--- start Source records ---
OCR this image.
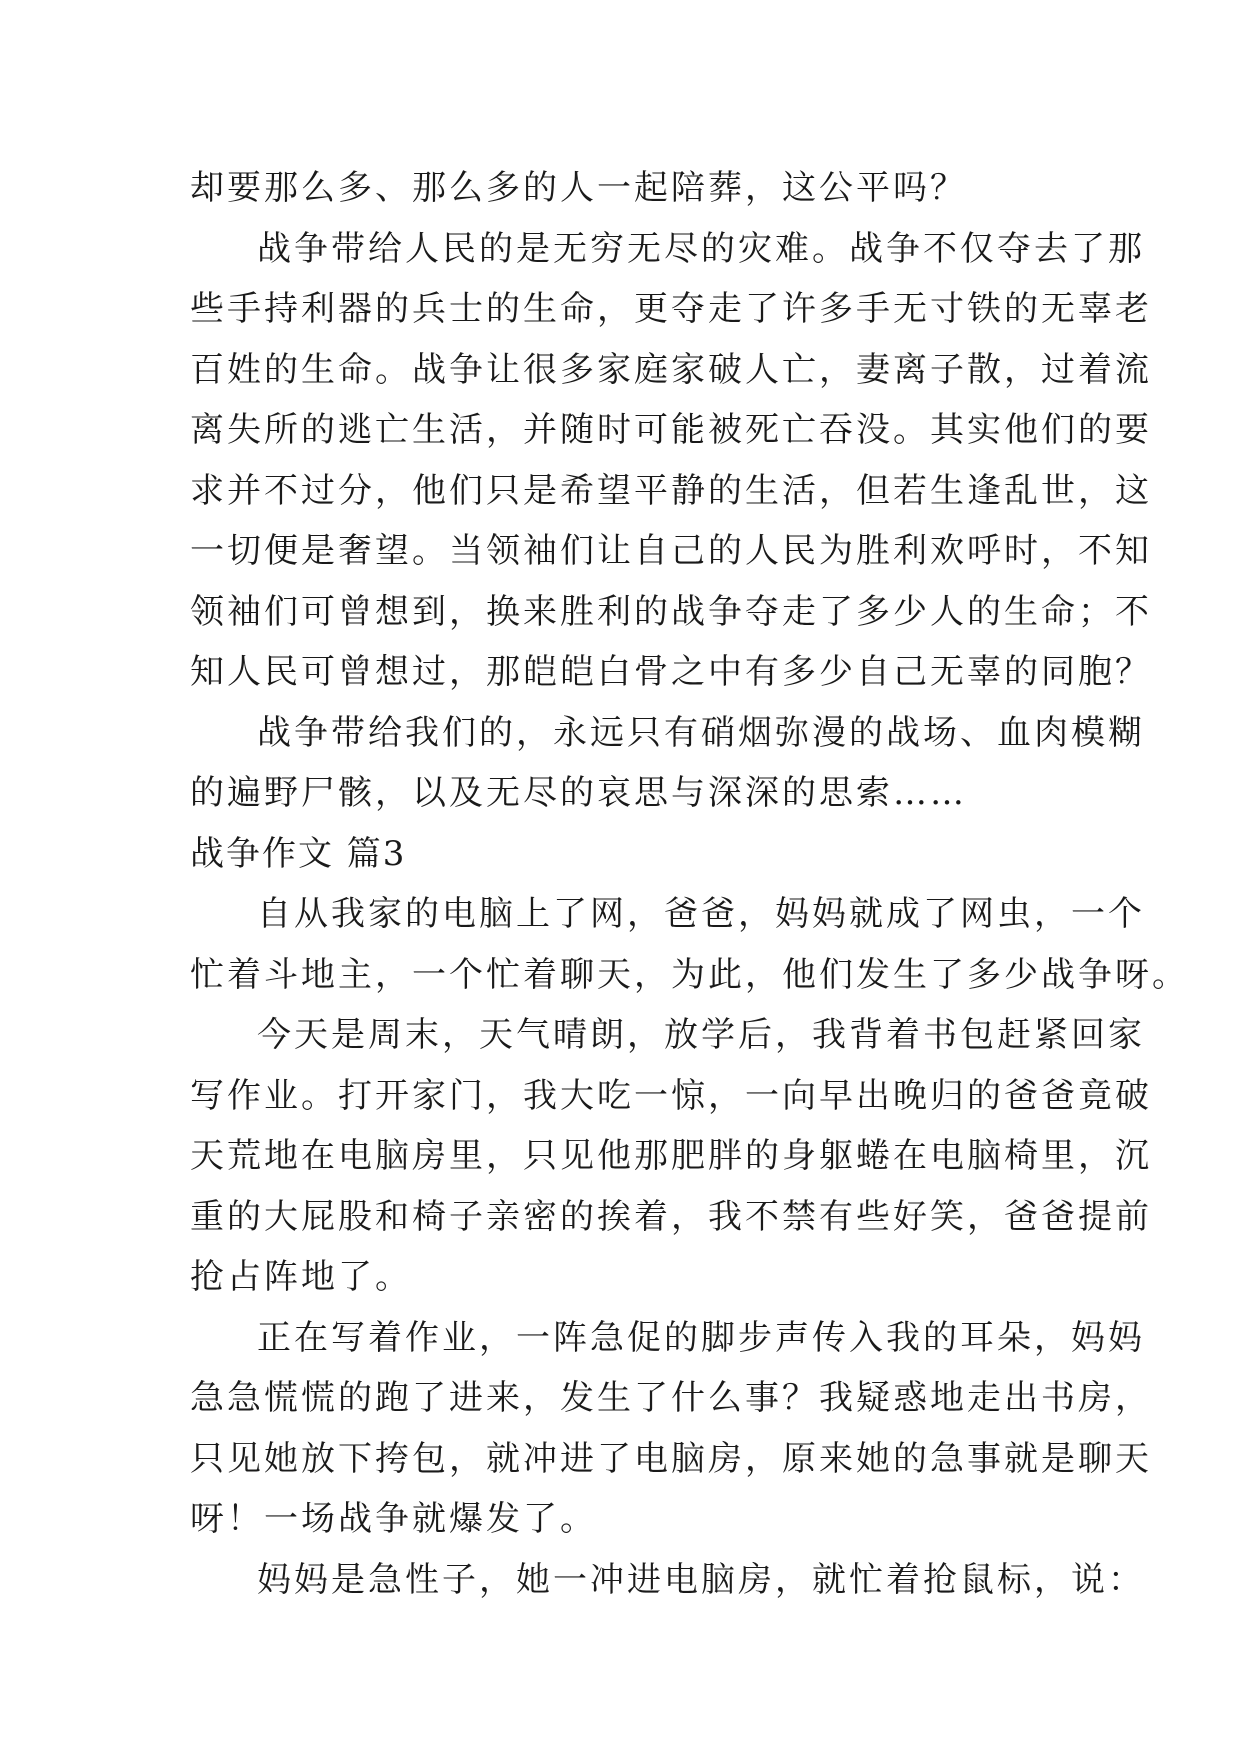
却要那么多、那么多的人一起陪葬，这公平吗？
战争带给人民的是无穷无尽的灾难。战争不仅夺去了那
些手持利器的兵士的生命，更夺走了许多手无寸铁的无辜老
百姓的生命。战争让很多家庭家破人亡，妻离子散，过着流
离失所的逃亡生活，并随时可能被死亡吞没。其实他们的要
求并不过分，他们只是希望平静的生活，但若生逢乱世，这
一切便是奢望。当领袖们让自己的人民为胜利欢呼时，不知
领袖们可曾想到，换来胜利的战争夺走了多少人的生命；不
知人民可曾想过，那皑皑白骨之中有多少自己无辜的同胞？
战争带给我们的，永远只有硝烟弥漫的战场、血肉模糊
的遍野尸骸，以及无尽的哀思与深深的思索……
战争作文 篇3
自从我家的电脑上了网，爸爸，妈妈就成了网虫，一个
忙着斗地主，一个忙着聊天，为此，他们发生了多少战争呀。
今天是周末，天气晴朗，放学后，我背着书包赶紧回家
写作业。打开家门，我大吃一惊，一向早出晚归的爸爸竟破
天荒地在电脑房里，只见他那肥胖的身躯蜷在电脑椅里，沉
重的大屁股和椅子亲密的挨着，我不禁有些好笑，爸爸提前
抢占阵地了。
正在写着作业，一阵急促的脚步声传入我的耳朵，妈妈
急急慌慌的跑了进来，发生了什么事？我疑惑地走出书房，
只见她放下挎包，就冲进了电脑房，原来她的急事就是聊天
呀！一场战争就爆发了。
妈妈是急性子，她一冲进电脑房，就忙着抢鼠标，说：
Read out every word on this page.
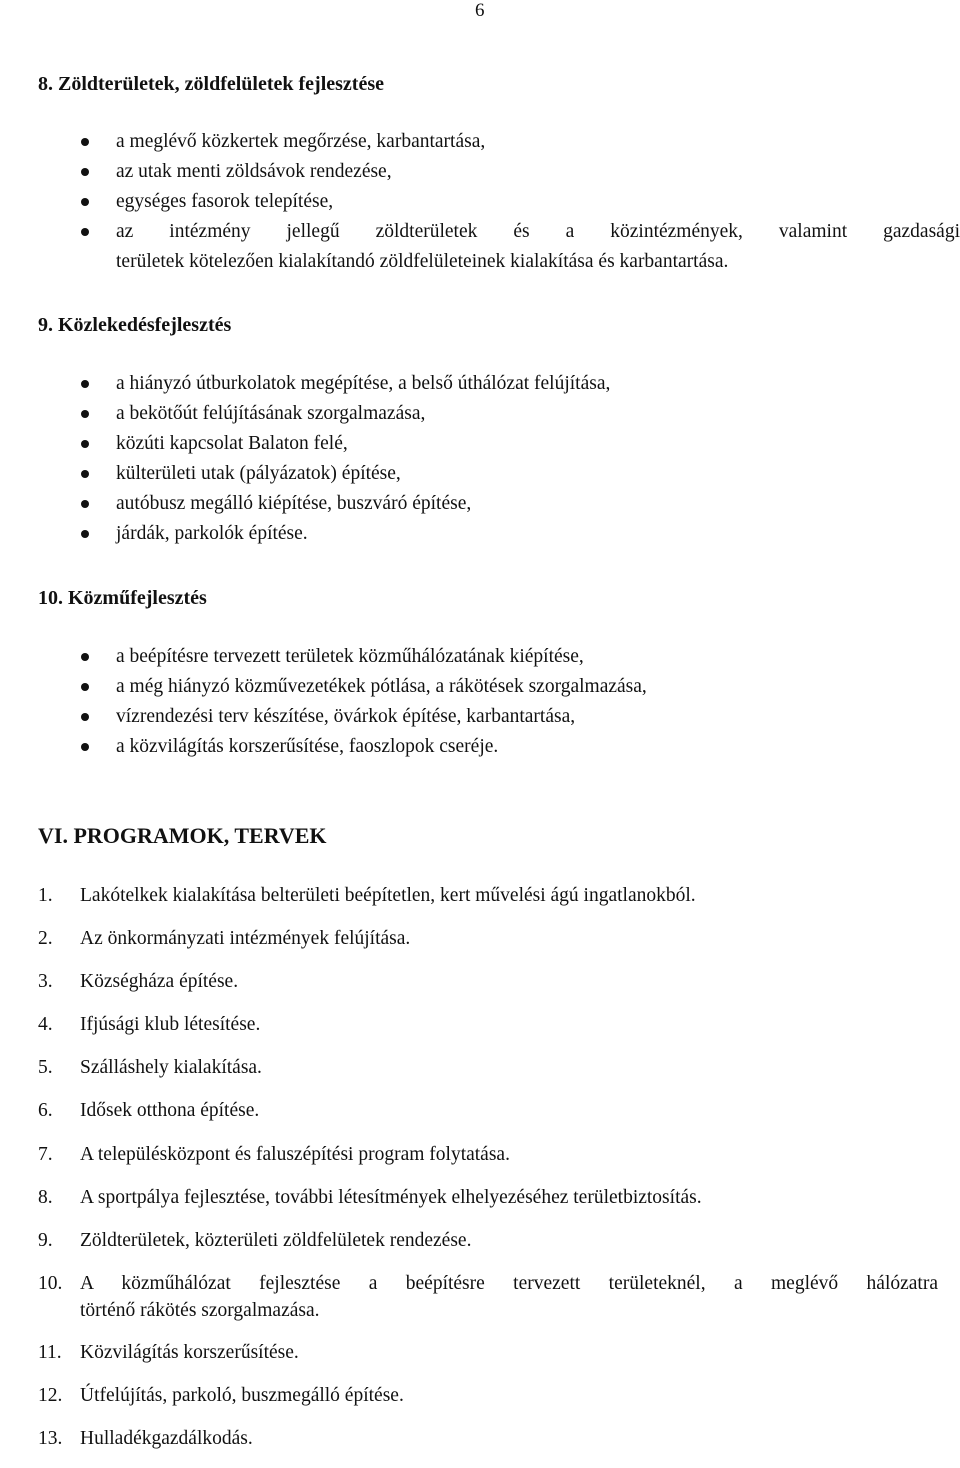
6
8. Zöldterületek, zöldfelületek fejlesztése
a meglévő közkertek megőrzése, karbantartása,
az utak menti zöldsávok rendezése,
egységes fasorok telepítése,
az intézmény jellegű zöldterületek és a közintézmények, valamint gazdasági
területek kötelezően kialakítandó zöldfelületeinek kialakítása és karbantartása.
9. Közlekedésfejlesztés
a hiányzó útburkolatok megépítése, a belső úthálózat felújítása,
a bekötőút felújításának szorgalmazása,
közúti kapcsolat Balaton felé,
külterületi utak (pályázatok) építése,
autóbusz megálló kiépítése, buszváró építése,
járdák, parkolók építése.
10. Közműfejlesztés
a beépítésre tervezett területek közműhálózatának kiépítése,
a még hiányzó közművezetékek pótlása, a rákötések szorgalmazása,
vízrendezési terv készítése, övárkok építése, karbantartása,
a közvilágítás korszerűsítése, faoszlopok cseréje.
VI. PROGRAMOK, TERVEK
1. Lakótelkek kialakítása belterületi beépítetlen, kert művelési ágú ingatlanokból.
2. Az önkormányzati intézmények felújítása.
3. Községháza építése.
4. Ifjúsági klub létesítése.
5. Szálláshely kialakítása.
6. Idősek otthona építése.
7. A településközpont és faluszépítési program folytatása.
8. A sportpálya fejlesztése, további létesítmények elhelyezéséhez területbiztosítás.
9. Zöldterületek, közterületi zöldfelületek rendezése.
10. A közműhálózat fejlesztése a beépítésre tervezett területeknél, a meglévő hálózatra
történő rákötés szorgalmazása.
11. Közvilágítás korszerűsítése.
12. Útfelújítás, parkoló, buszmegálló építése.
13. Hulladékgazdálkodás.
--- end Source records ---
Make an exact copy of the data, leaving its pictures out.

OCR this image.
却要那么多、那么多的人一起陪葬，这公平吗？
战争带给人民的是无穷无尽的灾难。战争不仅夺去了那
些手持利器的兵士的生命，更夺走了许多手无寸铁的无辜老
百姓的生命。战争让很多家庭家破人亡，妻离子散，过着流
离失所的逃亡生活，并随时可能被死亡吞没。其实他们的要
求并不过分，他们只是希望平静的生活，但若生逢乱世，这
一切便是奢望。当领袖们让自己的人民为胜利欢呼时，不知
领袖们可曾想到，换来胜利的战争夺走了多少人的生命；不
知人民可曾想过，那皑皑白骨之中有多少自己无辜的同胞？
战争带给我们的，永远只有硝烟弥漫的战场、血肉模糊
的遍野尸骸，以及无尽的哀思与深深的思索……
战争作文 篇3
自从我家的电脑上了网，爸爸，妈妈就成了网虫，一个
忙着斗地主，一个忙着聊天，为此，他们发生了多少战争呀。
今天是周末，天气晴朗，放学后，我背着书包赶紧回家
写作业。打开家门，我大吃一惊，一向早出晚归的爸爸竟破
天荒地在电脑房里，只见他那肥胖的身躯蜷在电脑椅里，沉
重的大屁股和椅子亲密的挨着，我不禁有些好笑，爸爸提前
抢占阵地了。
正在写着作业，一阵急促的脚步声传入我的耳朵，妈妈
急急慌慌的跑了进来，发生了什么事？我疑惑地走出书房，
只见她放下挎包，就冲进了电脑房，原来她的急事就是聊天
呀！一场战争就爆发了。
妈妈是急性子，她一冲进电脑房，就忙着抢鼠标，说：
Read out every word on this page.
6
8. Zöldterületek, zöldfelületek fejlesztése
a meglévő közkertek megőrzése, karbantartása,
az utak menti zöldsávok rendezése,
egységes fasorok telepítése,
az intézmény jellegű zöldterületek és a közintézmények, valamint gazdasági
területek kötelezően kialakítandó zöldfelületeinek kialakítása és karbantartása.
9. Közlekedésfejlesztés
a hiányzó útburkolatok megépítése, a belső úthálózat felújítása,
a bekötőút felújításának szorgalmazása,
közúti kapcsolat Balaton felé,
külterületi utak (pályázatok) építése,
autóbusz megálló kiépítése, buszváró építése,
járdák, parkolók építése.
10. Közműfejlesztés
a beépítésre tervezett területek közműhálózatának kiépítése,
a még hiányzó közművezetékek pótlása, a rákötések szorgalmazása,
vízrendezési terv készítése, övárkok építése, karbantartása,
a közvilágítás korszerűsítése, faoszlopok cseréje.
VI. PROGRAMOK, TERVEK
1. Lakótelkek kialakítása belterületi beépítetlen, kert művelési ágú ingatlanokból.
2. Az önkormányzati intézmények felújítása.
3. Községháza építése.
4. Ifjúsági klub létesítése.
5. Szálláshely kialakítása.
6. Idősek otthona építése.
7. A településközpont és faluszépítési program folytatása.
8. A sportpálya fejlesztése, további létesítmények elhelyezéséhez területbiztosítás.
9. Zöldterületek, közterületi zöldfelületek rendezése.
10. A közműhálózat fejlesztése a beépítésre tervezett területeknél, a meglévő hálózatra
történő rákötés szorgalmazása.
11. Közvilágítás korszerűsítése.
12. Útfelújítás, parkoló, buszmegálló építése.
13. Hulladékgazdálkodás.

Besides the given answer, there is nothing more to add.